> **GIVEN RECORDS**
## BEGIN

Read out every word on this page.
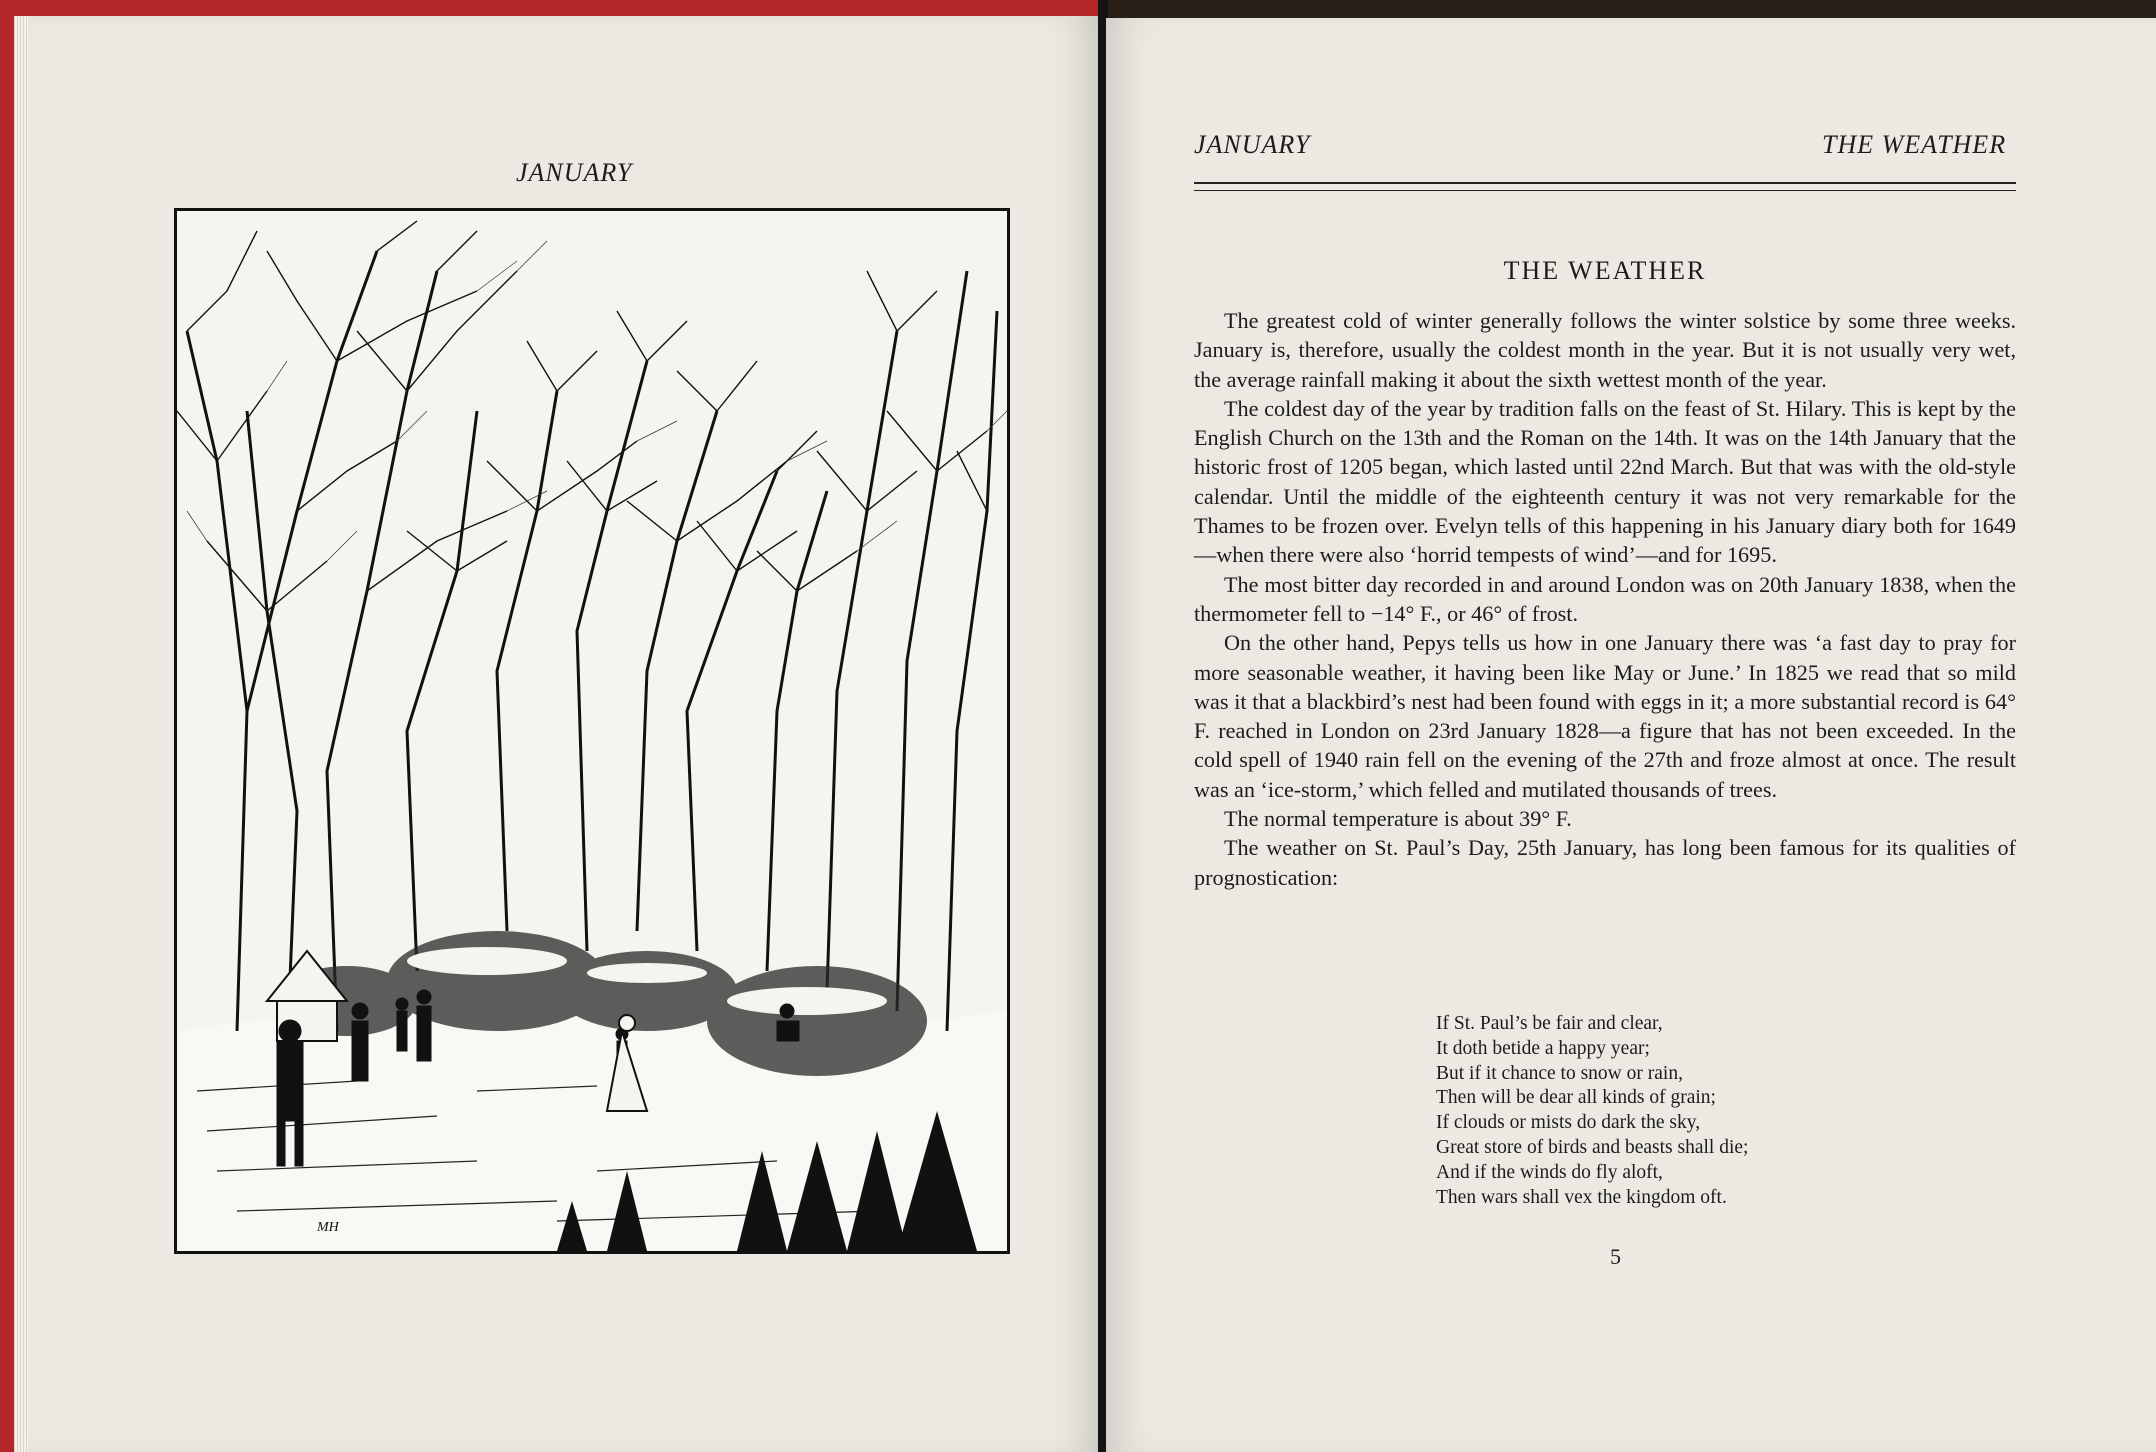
JANUARY
MH
JANUARY	THE WEATHER
THE WEATHER

The greatest cold of winter generally follows the winter solstice by some three weeks. January is, therefore, usually the coldest month in the year. But it is not usually very wet, the average rainfall making it about the sixth wettest month of the year.

The coldest day of the year by tradition falls on the feast of St. Hilary. This is kept by the English Church on the 13th and the Roman on the 14th. It was on the 14th January that the historic frost of 1205 began, which lasted until 22nd March. But that was with the old-style calendar. Until the middle of the eighteenth century it was not very remarkable for the Thames to be frozen over. Evelyn tells of this happening in his January diary both for 1649—when there were also ‘horrid tempests of wind’—and for 1695.

The most bitter day recorded in and around London was on 20th January 1838, when the thermometer fell to −14° F., or 46° of frost.

On the other hand, Pepys tells us how in one January there was ‘a fast day to pray for more seasonable weather, it having been like May or June.’ In 1825 we read that so mild was it that a blackbird’s nest had been found with eggs in it; a more substantial record is 64° F. reached in London on 23rd January 1828—a figure that has not been exceeded. In the cold spell of 1940 rain fell on the evening of the 27th and froze almost at once. The result was an ‘ice-storm,’ which felled and mutilated thousands of trees.

The normal temperature is about 39° F.

The weather on St. Paul’s Day, 25th January, has long been famous for its qualities of prognostication:

If St. Paul’s be fair and clear,
It doth betide a happy year;
But if it chance to snow or rain,
Then will be dear all kinds of grain;
If clouds or mists do dark the sky,
Great store of birds and beasts shall die;
And if the winds do fly aloft,
Then wars shall vex the kingdom oft.
5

## END

> **WHAT YOU WILL DO**
Working from the lines above, reproduce the material exactly and exclude its pictures.

> **SOLUTION FOR THIS PROBLEM**
Read out every word on this page.
JANUARY
MH
JANUARY	THE WEATHER
THE WEATHER

The greatest cold of winter generally follows the winter solstice by some three weeks. January is, therefore, usually the coldest month in the year. But it is not usually very wet, the average rainfall making it about the sixth wettest month of the year.

The coldest day of the year by tradition falls on the feast of St. Hilary. This is kept by the English Church on the 13th and the Roman on the 14th. It was on the 14th January that the historic frost of 1205 began, which lasted until 22nd March. But that was with the old-style calendar. Until the middle of the eighteenth century it was not very remarkable for the Thames to be frozen over. Evelyn tells of this happening in his January diary both for 1649—when there were also ‘horrid tempests of wind’—and for 1695.

The most bitter day recorded in and around London was on 20th January 1838, when the thermometer fell to −14° F., or 46° of frost.

On the other hand, Pepys tells us how in one January there was ‘a fast day to pray for more seasonable weather, it having been like May or June.’ In 1825 we read that so mild was it that a blackbird’s nest had been found with eggs in it; a more substantial record is 64° F. reached in London on 23rd January 1828—a figure that has not been exceeded. In the cold spell of 1940 rain fell on the evening of the 27th and froze almost at once. The result was an ‘ice-storm,’ which felled and mutilated thousands of trees.

The normal temperature is about 39° F.

The weather on St. Paul’s Day, 25th January, has long been famous for its qualities of prognostication:

If St. Paul’s be fair and clear,
It doth betide a happy year;
But if it chance to snow or rain,
Then will be dear all kinds of grain;
If clouds or mists do dark the sky,
Great store of birds and beasts shall die;
And if the winds do fly aloft,
Then wars shall vex the kingdom oft.
5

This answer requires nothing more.